THE PROBLEM »
Copy every line of the data exactly, leaving nothing out.

DATA EXTRACT »

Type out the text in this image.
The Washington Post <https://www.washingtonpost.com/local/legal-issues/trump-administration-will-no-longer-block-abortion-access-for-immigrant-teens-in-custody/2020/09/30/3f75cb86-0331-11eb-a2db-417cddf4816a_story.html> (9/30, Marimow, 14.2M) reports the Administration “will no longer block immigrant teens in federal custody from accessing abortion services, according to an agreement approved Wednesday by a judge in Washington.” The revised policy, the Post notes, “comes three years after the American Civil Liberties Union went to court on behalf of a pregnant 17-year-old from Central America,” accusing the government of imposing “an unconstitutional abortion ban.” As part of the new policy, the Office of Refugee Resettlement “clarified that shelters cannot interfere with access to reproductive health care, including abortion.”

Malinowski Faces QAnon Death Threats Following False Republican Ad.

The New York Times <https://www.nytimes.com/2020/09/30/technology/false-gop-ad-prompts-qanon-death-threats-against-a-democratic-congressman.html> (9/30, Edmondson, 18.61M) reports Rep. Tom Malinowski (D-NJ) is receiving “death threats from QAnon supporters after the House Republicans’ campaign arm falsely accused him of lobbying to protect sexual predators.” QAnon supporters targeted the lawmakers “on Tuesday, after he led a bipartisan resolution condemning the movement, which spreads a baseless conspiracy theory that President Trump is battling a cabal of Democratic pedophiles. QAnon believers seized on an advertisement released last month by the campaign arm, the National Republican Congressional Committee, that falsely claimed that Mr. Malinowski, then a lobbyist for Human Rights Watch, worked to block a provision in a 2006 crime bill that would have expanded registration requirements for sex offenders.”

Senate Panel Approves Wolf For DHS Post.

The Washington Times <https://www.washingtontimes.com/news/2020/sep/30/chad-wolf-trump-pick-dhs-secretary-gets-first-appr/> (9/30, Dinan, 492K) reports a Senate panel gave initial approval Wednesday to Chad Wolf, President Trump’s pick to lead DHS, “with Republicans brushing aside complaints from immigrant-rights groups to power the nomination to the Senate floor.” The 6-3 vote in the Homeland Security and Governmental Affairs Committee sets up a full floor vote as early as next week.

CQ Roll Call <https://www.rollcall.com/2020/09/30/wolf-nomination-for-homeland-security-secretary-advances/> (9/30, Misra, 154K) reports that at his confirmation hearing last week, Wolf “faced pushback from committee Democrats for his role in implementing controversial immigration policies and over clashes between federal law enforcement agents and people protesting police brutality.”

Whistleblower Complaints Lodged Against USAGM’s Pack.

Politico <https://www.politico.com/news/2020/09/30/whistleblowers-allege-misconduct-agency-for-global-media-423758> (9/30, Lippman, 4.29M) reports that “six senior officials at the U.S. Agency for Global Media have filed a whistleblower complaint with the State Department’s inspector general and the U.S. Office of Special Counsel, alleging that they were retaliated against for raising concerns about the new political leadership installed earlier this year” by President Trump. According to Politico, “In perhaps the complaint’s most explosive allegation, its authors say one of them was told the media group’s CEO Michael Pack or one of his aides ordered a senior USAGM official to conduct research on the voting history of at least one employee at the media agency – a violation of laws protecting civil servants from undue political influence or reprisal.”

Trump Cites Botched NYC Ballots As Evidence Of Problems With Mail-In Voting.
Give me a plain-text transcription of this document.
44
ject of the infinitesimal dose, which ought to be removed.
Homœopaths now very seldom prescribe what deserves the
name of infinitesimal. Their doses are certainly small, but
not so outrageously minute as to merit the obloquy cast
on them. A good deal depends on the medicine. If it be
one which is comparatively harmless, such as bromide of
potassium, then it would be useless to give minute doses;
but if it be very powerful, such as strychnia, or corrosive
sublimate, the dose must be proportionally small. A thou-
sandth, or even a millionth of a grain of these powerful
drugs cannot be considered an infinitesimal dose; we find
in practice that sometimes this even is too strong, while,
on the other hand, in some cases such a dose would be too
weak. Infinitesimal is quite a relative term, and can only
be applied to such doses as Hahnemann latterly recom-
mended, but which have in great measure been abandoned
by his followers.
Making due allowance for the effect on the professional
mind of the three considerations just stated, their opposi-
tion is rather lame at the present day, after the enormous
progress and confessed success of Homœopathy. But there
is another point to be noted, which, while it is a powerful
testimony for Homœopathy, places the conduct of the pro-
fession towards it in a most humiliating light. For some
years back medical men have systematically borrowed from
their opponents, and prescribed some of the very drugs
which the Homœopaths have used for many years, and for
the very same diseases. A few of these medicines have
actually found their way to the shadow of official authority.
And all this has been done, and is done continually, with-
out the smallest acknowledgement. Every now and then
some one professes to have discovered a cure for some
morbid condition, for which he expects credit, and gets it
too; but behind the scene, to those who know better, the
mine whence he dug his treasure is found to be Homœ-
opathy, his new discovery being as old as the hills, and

RESPONSE BELOW »
Type out the text in this image.
The Washington Post <https://www.washingtonpost.com/local/legal-issues/trump-administration-will-no-longer-block-abortion-access-for-immigrant-teens-in-custody/2020/09/30/3f75cb86-0331-11eb-a2db-417cddf4816a_story.html> (9/30, Marimow, 14.2M) reports the Administration “will no longer block immigrant teens in federal custody from accessing abortion services, according to an agreement approved Wednesday by a judge in Washington.” The revised policy, the Post notes, “comes three years after the American Civil Liberties Union went to court on behalf of a pregnant 17-year-old from Central America,” accusing the government of imposing “an unconstitutional abortion ban.” As part of the new policy, the Office of Refugee Resettlement “clarified that shelters cannot interfere with access to reproductive health care, including abortion.”

Malinowski Faces QAnon Death Threats Following False Republican Ad.

The New York Times <https://www.nytimes.com/2020/09/30/technology/false-gop-ad-prompts-qanon-death-threats-against-a-democratic-congressman.html> (9/30, Edmondson, 18.61M) reports Rep. Tom Malinowski (D-NJ) is receiving “death threats from QAnon supporters after the House Republicans’ campaign arm falsely accused him of lobbying to protect sexual predators.” QAnon supporters targeted the lawmakers “on Tuesday, after he led a bipartisan resolution condemning the movement, which spreads a baseless conspiracy theory that President Trump is battling a cabal of Democratic pedophiles. QAnon believers seized on an advertisement released last month by the campaign arm, the National Republican Congressional Committee, that falsely claimed that Mr. Malinowski, then a lobbyist for Human Rights Watch, worked to block a provision in a 2006 crime bill that would have expanded registration requirements for sex offenders.”

Senate Panel Approves Wolf For DHS Post.

The Washington Times <https://www.washingtontimes.com/news/2020/sep/30/chad-wolf-trump-pick-dhs-secretary-gets-first-appr/> (9/30, Dinan, 492K) reports a Senate panel gave initial approval Wednesday to Chad Wolf, President Trump’s pick to lead DHS, “with Republicans brushing aside complaints from immigrant-rights groups to power the nomination to the Senate floor.” The 6-3 vote in the Homeland Security and Governmental Affairs Committee sets up a full floor vote as early as next week.

CQ Roll Call <https://www.rollcall.com/2020/09/30/wolf-nomination-for-homeland-security-secretary-advances/> (9/30, Misra, 154K) reports that at his confirmation hearing last week, Wolf “faced pushback from committee Democrats for his role in implementing controversial immigration policies and over clashes between federal law enforcement agents and people protesting police brutality.”

Whistleblower Complaints Lodged Against USAGM’s Pack.

Politico <https://www.politico.com/news/2020/09/30/whistleblowers-allege-misconduct-agency-for-global-media-423758> (9/30, Lippman, 4.29M) reports that “six senior officials at the U.S. Agency for Global Media have filed a whistleblower complaint with the State Department’s inspector general and the U.S. Office of Special Counsel, alleging that they were retaliated against for raising concerns about the new political leadership installed earlier this year” by President Trump. According to Politico, “In perhaps the complaint’s most explosive allegation, its authors say one of them was told the media group’s CEO Michael Pack or one of his aides ordered a senior USAGM official to conduct research on the voting history of at least one employee at the media agency – a violation of laws protecting civil servants from undue political influence or reprisal.”

Trump Cites Botched NYC Ballots As Evidence Of Problems With Mail-In Voting.
Give me a plain-text transcription of this document.
44
ject of the infinitesimal dose, which ought to be removed.
Homœopaths now very seldom prescribe what deserves the
name of infinitesimal. Their doses are certainly small, but
not so outrageously minute as to merit the obloquy cast
on them. A good deal depends on the medicine. If it be
one which is comparatively harmless, such as bromide of
potassium, then it would be useless to give minute doses;
but if it be very powerful, such as strychnia, or corrosive
sublimate, the dose must be proportionally small. A thou-
sandth, or even a millionth of a grain of these powerful
drugs cannot be considered an infinitesimal dose; we find
in practice that sometimes this even is too strong, while,
on the other hand, in some cases such a dose would be too
weak. Infinitesimal is quite a relative term, and can only
be applied to such doses as Hahnemann latterly recom-
mended, but which have in great measure been abandoned
by his followers.
Making due allowance for the effect on the professional
mind of the three considerations just stated, their opposi-
tion is rather lame at the present day, after the enormous
progress and confessed success of Homœopathy. But there
is another point to be noted, which, while it is a powerful
testimony for Homœopathy, places the conduct of the pro-
fession towards it in a most humiliating light. For some
years back medical men have systematically borrowed from
their opponents, and prescribed some of the very drugs
which the Homœopaths have used for many years, and for
the very same diseases. A few of these medicines have
actually found their way to the shadow of official authority.
And all this has been done, and is done continually, with-
out the smallest acknowledgement. Every now and then
some one professes to have discovered a cure for some
morbid condition, for which he expects credit, and gets it
too; but behind the scene, to those who know better, the
mine whence he dug his treasure is found to be Homœ-
opathy, his new discovery being as old as the hills, and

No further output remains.